-- INFORMATION GIVEN start --

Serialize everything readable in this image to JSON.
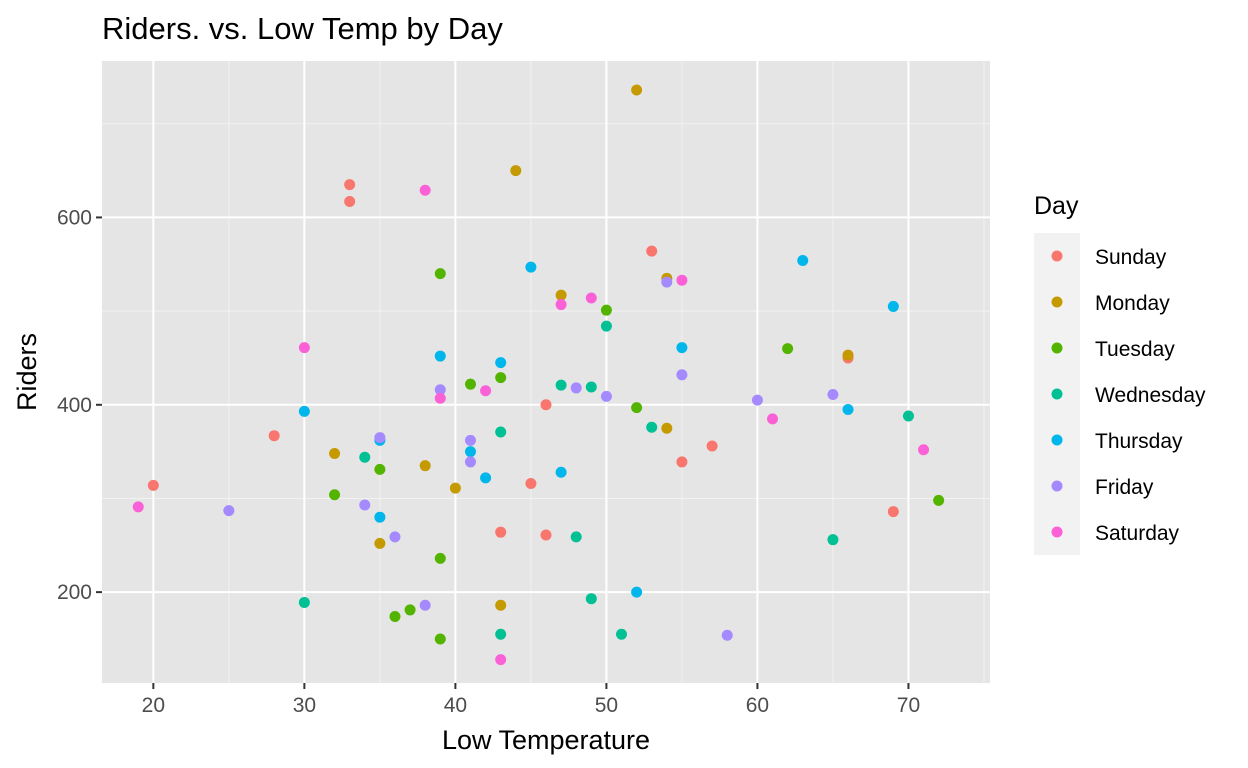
{
  "chart_data": {
    "type": "scatter",
    "title": "Riders. vs. Low Temp by Day",
    "xlabel": "Low Temperature",
    "ylabel": "Riders",
    "xlim": [
      16.6,
      75.4
    ],
    "ylim": [
      103,
      767
    ],
    "x_ticks": [
      20,
      30,
      40,
      50,
      60,
      70
    ],
    "y_ticks": [
      200,
      400,
      600
    ],
    "grid": true,
    "background": "#e5e5e5",
    "legend": {
      "title": "Day",
      "position": "right"
    },
    "series": [
      {
        "name": "Sunday",
        "color": "#f8766d",
        "points": [
          [
            20,
            314
          ],
          [
            28,
            367
          ],
          [
            33,
            635
          ],
          [
            33,
            617
          ],
          [
            43,
            264
          ],
          [
            45,
            316
          ],
          [
            46,
            400
          ],
          [
            46,
            261
          ],
          [
            53,
            564
          ],
          [
            55,
            339
          ],
          [
            57,
            356
          ],
          [
            66,
            450
          ],
          [
            69,
            286
          ]
        ]
      },
      {
        "name": "Monday",
        "color": "#c49a00",
        "points": [
          [
            32,
            348
          ],
          [
            35,
            252
          ],
          [
            38,
            335
          ],
          [
            40,
            311
          ],
          [
            43,
            186
          ],
          [
            44,
            650
          ],
          [
            47,
            517
          ],
          [
            52,
            736
          ],
          [
            54,
            535
          ],
          [
            54,
            375
          ],
          [
            66,
            453
          ]
        ]
      },
      {
        "name": "Tuesday",
        "color": "#53b400",
        "points": [
          [
            32,
            304
          ],
          [
            35,
            331
          ],
          [
            36,
            174
          ],
          [
            37,
            181
          ],
          [
            39,
            540
          ],
          [
            39,
            236
          ],
          [
            39,
            150
          ],
          [
            41,
            422
          ],
          [
            43,
            429
          ],
          [
            50,
            501
          ],
          [
            52,
            397
          ],
          [
            62,
            460
          ],
          [
            72,
            298
          ]
        ]
      },
      {
        "name": "Wednesday",
        "color": "#00c094",
        "points": [
          [
            30,
            189
          ],
          [
            34,
            344
          ],
          [
            43,
            371
          ],
          [
            43,
            155
          ],
          [
            47,
            421
          ],
          [
            48,
            259
          ],
          [
            49,
            419
          ],
          [
            49,
            193
          ],
          [
            50,
            484
          ],
          [
            51,
            155
          ],
          [
            53,
            376
          ],
          [
            65,
            256
          ],
          [
            70,
            388
          ]
        ]
      },
      {
        "name": "Thursday",
        "color": "#00b6eb",
        "points": [
          [
            30,
            393
          ],
          [
            35,
            362
          ],
          [
            35,
            280
          ],
          [
            39,
            452
          ],
          [
            41,
            350
          ],
          [
            42,
            322
          ],
          [
            43,
            445
          ],
          [
            45,
            547
          ],
          [
            47,
            328
          ],
          [
            52,
            200
          ],
          [
            55,
            461
          ],
          [
            63,
            554
          ],
          [
            66,
            395
          ],
          [
            69,
            505
          ]
        ]
      },
      {
        "name": "Friday",
        "color": "#a58aff",
        "points": [
          [
            25,
            287
          ],
          [
            34,
            293
          ],
          [
            35,
            365
          ],
          [
            36,
            259
          ],
          [
            38,
            186
          ],
          [
            39,
            416
          ],
          [
            41,
            362
          ],
          [
            41,
            339
          ],
          [
            48,
            418
          ],
          [
            50,
            409
          ],
          [
            54,
            531
          ],
          [
            55,
            432
          ],
          [
            58,
            154
          ],
          [
            60,
            405
          ],
          [
            65,
            411
          ]
        ]
      },
      {
        "name": "Saturday",
        "color": "#fb61d7",
        "points": [
          [
            19,
            291
          ],
          [
            30,
            461
          ],
          [
            38,
            629
          ],
          [
            39,
            407
          ],
          [
            42,
            415
          ],
          [
            43,
            128
          ],
          [
            47,
            507
          ],
          [
            49,
            514
          ],
          [
            55,
            533
          ],
          [
            61,
            385
          ],
          [
            71,
            352
          ]
        ]
      }
    ]
  }
}
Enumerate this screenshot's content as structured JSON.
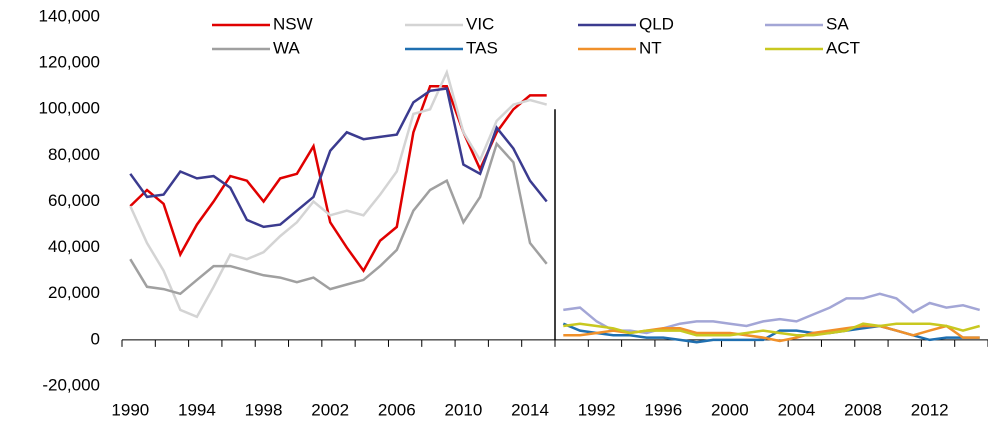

-- INFORMATION GIVEN end --

▶ **WHAT THE EXERCISE ASKS**: Write out all the entries again, word for word, and print no images.

▶ **EXERCISE RESPONSE**:
Serialize everything readable in this image to JSON.
{
  "chart_data": {
    "type": "scatter",
    "title": "Riders. vs. Low Temp by Day",
    "xlabel": "Low Temperature",
    "ylabel": "Riders",
    "xlim": [
      16.6,
      75.4
    ],
    "ylim": [
      103,
      767
    ],
    "x_ticks": [
      20,
      30,
      40,
      50,
      60,
      70
    ],
    "y_ticks": [
      200,
      400,
      600
    ],
    "grid": true,
    "background": "#e5e5e5",
    "legend": {
      "title": "Day",
      "position": "right"
    },
    "series": [
      {
        "name": "Sunday",
        "color": "#f8766d",
        "points": [
          [
            20,
            314
          ],
          [
            28,
            367
          ],
          [
            33,
            635
          ],
          [
            33,
            617
          ],
          [
            43,
            264
          ],
          [
            45,
            316
          ],
          [
            46,
            400
          ],
          [
            46,
            261
          ],
          [
            53,
            564
          ],
          [
            55,
            339
          ],
          [
            57,
            356
          ],
          [
            66,
            450
          ],
          [
            69,
            286
          ]
        ]
      },
      {
        "name": "Monday",
        "color": "#c49a00",
        "points": [
          [
            32,
            348
          ],
          [
            35,
            252
          ],
          [
            38,
            335
          ],
          [
            40,
            311
          ],
          [
            43,
            186
          ],
          [
            44,
            650
          ],
          [
            47,
            517
          ],
          [
            52,
            736
          ],
          [
            54,
            535
          ],
          [
            54,
            375
          ],
          [
            66,
            453
          ]
        ]
      },
      {
        "name": "Tuesday",
        "color": "#53b400",
        "points": [
          [
            32,
            304
          ],
          [
            35,
            331
          ],
          [
            36,
            174
          ],
          [
            37,
            181
          ],
          [
            39,
            540
          ],
          [
            39,
            236
          ],
          [
            39,
            150
          ],
          [
            41,
            422
          ],
          [
            43,
            429
          ],
          [
            50,
            501
          ],
          [
            52,
            397
          ],
          [
            62,
            460
          ],
          [
            72,
            298
          ]
        ]
      },
      {
        "name": "Wednesday",
        "color": "#00c094",
        "points": [
          [
            30,
            189
          ],
          [
            34,
            344
          ],
          [
            43,
            371
          ],
          [
            43,
            155
          ],
          [
            47,
            421
          ],
          [
            48,
            259
          ],
          [
            49,
            419
          ],
          [
            49,
            193
          ],
          [
            50,
            484
          ],
          [
            51,
            155
          ],
          [
            53,
            376
          ],
          [
            65,
            256
          ],
          [
            70,
            388
          ]
        ]
      },
      {
        "name": "Thursday",
        "color": "#00b6eb",
        "points": [
          [
            30,
            393
          ],
          [
            35,
            362
          ],
          [
            35,
            280
          ],
          [
            39,
            452
          ],
          [
            41,
            350
          ],
          [
            42,
            322
          ],
          [
            43,
            445
          ],
          [
            45,
            547
          ],
          [
            47,
            328
          ],
          [
            52,
            200
          ],
          [
            55,
            461
          ],
          [
            63,
            554
          ],
          [
            66,
            395
          ],
          [
            69,
            505
          ]
        ]
      },
      {
        "name": "Friday",
        "color": "#a58aff",
        "points": [
          [
            25,
            287
          ],
          [
            34,
            293
          ],
          [
            35,
            365
          ],
          [
            36,
            259
          ],
          [
            38,
            186
          ],
          [
            39,
            416
          ],
          [
            41,
            362
          ],
          [
            41,
            339
          ],
          [
            48,
            418
          ],
          [
            50,
            409
          ],
          [
            54,
            531
          ],
          [
            55,
            432
          ],
          [
            58,
            154
          ],
          [
            60,
            405
          ],
          [
            65,
            411
          ]
        ]
      },
      {
        "name": "Saturday",
        "color": "#fb61d7",
        "points": [
          [
            19,
            291
          ],
          [
            30,
            461
          ],
          [
            38,
            629
          ],
          [
            39,
            407
          ],
          [
            42,
            415
          ],
          [
            43,
            128
          ],
          [
            47,
            507
          ],
          [
            49,
            514
          ],
          [
            55,
            533
          ],
          [
            61,
            385
          ],
          [
            71,
            352
          ]
        ]
      }
    ]
  }
}
Enumerate this screenshot's content as structured JSON.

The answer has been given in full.